- **Excerpted passage**
Although the war with UNITA has ended, a conflict in Cabinda province continues. A major concern is that if Angolans do not see the benefits of their sizable natural wealth, the country may not slide into war, but into lawlessness. Angola has a great potential for improvements in human rights and social development, but if the status quo persists, then that squandered potential could lead to future grievances and prevent the resolution of current ones.

Liberia: Misuse of Resource Revenues for Sanctions-Busting

Unaccountable governments with large revenue streams at their disposal have multiple opportunities to divert funds for illegal purposes. Relying on off-budget accounts, the Taylor government in Liberia fomented national and regional instability by providing arms and other support to a vicious rebel group, the Revolutionary United Front (RUF), in neighboring Sierra Leone and rebel groups in western Côte D’Ivoire, as well as to fund its own war within Liberia. Meanwhile, Liberia remained one of the poorest countries in the world.

Despite international arms embargoes, the Taylor government spent millions for his own wars and to supply the RUF, using revenue from government-controlled diamond and timber sales, and from monies diverted from Liberia’s lucrative maritime registry. An arms embargo was placed on all parties to the civil war in Liberia in 1992 after the Economic Community of West African States intervened militarily in large part to prevent Taylor, at the time leader of rebel forces known as the National Patriotic Front for Liberia, from taking power. The sanctions remained in effect when Taylor subsequently was elected president of Liberia in 1997 but were largely ineffective because they were poorly enforced. It was only after the U.N. Security Council introduced a new expanded package of sanctions in May 2001, this time accompanied by a serious international enforcement effort, that Taylor’s predatory behavior was checked.

For years, Taylor used illicit funds to pay for the illegal weapons. Liberia’s weapons purchases from 1999 to 2003, for example, were mainly financed by off-budget spending by the Liberian government. Taylor favored maintaining major off-budget agencies—the Bureau of Maritime Affairs (BMA), the Forestry Development Authority (FDA) and the Liberia Petroleum Refining Company — headed by his close associates. While neither the BMA nor FDA published its financial accounts or provided financial information, the IMF estimated that, in 2002, off-budget revenues from shipping and timber totaled about U.S.$26 million, some 36 percent of the government’s total revenue and almost six times what the government spent on education and health.

- **Complete the following**
(1) Condense the paragraph in the passage on resource revenues that begins "Despite international arms embargoes" into a short list that keeps its main facts.
(2) From the passage on resource revenues, reproduce the text beginning at the words "Unaccountable governments with" and stopping after "in the world.".

Image region annotations
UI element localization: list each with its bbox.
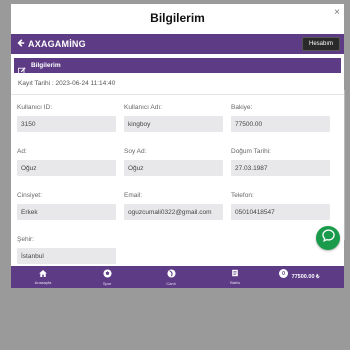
last-name-value[interactable]: Oğuz <box>124 160 223 176</box>
phone-value[interactable]: 05010418547 <box>231 204 330 220</box>
gender-value[interactable]: Erkek <box>17 204 116 220</box>
section-header: Bilgilerim <box>14 58 341 75</box>
modal-title: Bilgilerim <box>150 11 205 25</box>
brand-name: AXAGAMİNG <box>28 39 86 49</box>
user-id-field: Kullanıcı ID: 3150 <box>17 102 124 146</box>
home-icon <box>39 269 47 279</box>
nav-label: Anasayfa <box>34 279 52 285</box>
balance-label: Bakiye: <box>231 104 253 111</box>
username-value: kingboy <box>124 116 223 132</box>
nav-label: Canlı <box>166 280 176 286</box>
email-field: Email: oguzcumali0322@gmail.com <box>124 190 231 234</box>
gender-label: Cinsiyet: <box>17 192 42 199</box>
form-row: Cinsiyet: Erkek Email: oguzcumali0322@gm… <box>17 190 338 234</box>
close-icon[interactable]: × <box>334 7 340 18</box>
profile-modal: Bilgilerim × AXAGAMİNG Hesabım Bilgileri… <box>11 4 344 288</box>
profile-form: Kullanıcı ID: 3150 Kullanıcı Adı: kingbo… <box>11 102 344 278</box>
first-name-field: Ad: Oğuz <box>17 146 124 190</box>
birth-date-value[interactable]: 27.03.1987 <box>231 160 330 176</box>
account-button[interactable]: Hesabım <box>301 37 340 51</box>
city-value[interactable]: İstanbul <box>17 248 116 264</box>
nav-label: Bahis <box>230 280 241 285</box>
brand-bar: AXAGAMİNG Hesabım <box>11 34 344 54</box>
birth-date-field: Doğum Tarihi: 27.03.1987 <box>231 146 338 190</box>
balance-field: Bakiye: 77500.00 <box>231 102 338 146</box>
user-id-value: 3150 <box>17 116 116 132</box>
phone-label: Telefon: <box>231 192 254 199</box>
brand-link[interactable]: AXAGAMİNG <box>17 39 86 49</box>
nav-label: Spor <box>102 280 112 286</box>
back-arrow-icon[interactable] <box>17 39 25 49</box>
user-id-label: Kullanıcı ID: <box>17 104 53 111</box>
modal-header: Bilgilerim × <box>11 4 344 32</box>
gender-field: Cinsiyet: Erkek <box>17 190 124 234</box>
username-field: Kullanıcı Adı: kingboy <box>124 102 231 146</box>
registration-date: Kayıt Tarihi : 2023-06-24 11:14:40 <box>11 73 344 95</box>
email-value[interactable]: oguzcumali0322@gmail.com <box>124 204 223 220</box>
nav-item-home[interactable]: Anasayfa <box>11 266 75 288</box>
form-row: Ad: Oğuz Soy Ad: Oğuz Doğum Tarihi: 27.0… <box>17 146 338 190</box>
first-name-label: Ad: <box>17 148 27 155</box>
form-row: Kullanıcı ID: 3150 Kullanıcı Adı: kingbo… <box>17 102 338 146</box>
soccer-ball-icon <box>102 268 112 280</box>
birth-date-label: Doğum Tarihi: <box>231 148 271 155</box>
section-title: Bilgilerim <box>31 62 61 69</box>
bet-count-badge: 0 <box>279 269 288 278</box>
bet-slip-icon <box>231 269 239 279</box>
live-icon <box>167 268 176 280</box>
email-label: Email: <box>124 192 143 199</box>
nav-balance[interactable]: 77500.00 ₺ <box>267 266 344 288</box>
city-label: Şehir: <box>17 236 34 243</box>
edit-icon <box>18 62 26 75</box>
nav-item-live[interactable]: Canlı <box>139 266 203 288</box>
nav-item-bets[interactable]: Bahis <box>203 266 267 288</box>
nav-item-sport[interactable]: Spor <box>75 266 139 288</box>
chat-icon <box>321 229 335 247</box>
username-label: Kullanıcı Adı: <box>124 104 162 111</box>
live-chat-button[interactable] <box>316 226 340 250</box>
last-name-label: Soy Ad: <box>124 148 147 155</box>
last-name-field: Soy Ad: Oğuz <box>124 146 231 190</box>
balance-value: 77500.00 <box>231 116 330 132</box>
first-name-value[interactable]: Oğuz <box>17 160 116 176</box>
bottom-nav: Anasayfa Spor Canlı Bahis 77500.00 ₺ 0 <box>11 266 344 288</box>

- **Full answers**
(1)
- Despite arms embargoes, the Taylor government spent millions on its own wars and on supplying the RUF.
- The money came from government-controlled diamond and timber sales and from funds diverted from Liberia's maritime registry.
- An arms embargo was placed on all parties to Liberia's civil war in 1992. It followed a military intervention by the Economic Community of West African States, largely to keep Taylor, then leader of the National Patriotic Front for Liberia, from taking power.
- The sanctions stayed in place after Taylor was elected president in 1997, but poor enforcement made them largely ineffective.
- Taylor's predatory behavior was checked only after the U.N. Security Council introduced an expanded sanctions package in May 2001, backed by a serious international enforcement effort.

(2)
Unaccountable governments with large revenue streams at their disposal have multiple opportunities to divert funds for illegal purposes. Relying on off-budget accounts, the Taylor government in Liberia fomented national and regional instability by providing arms and other support to a vicious rebel group, the Revolutionary United Front (RUF), in neighboring Sierra Leone and rebel groups in western Côte D’Ivoire, as well as to fund its own war within Liberia. Meanwhile, Liberia remained one of the poorest countries in the world.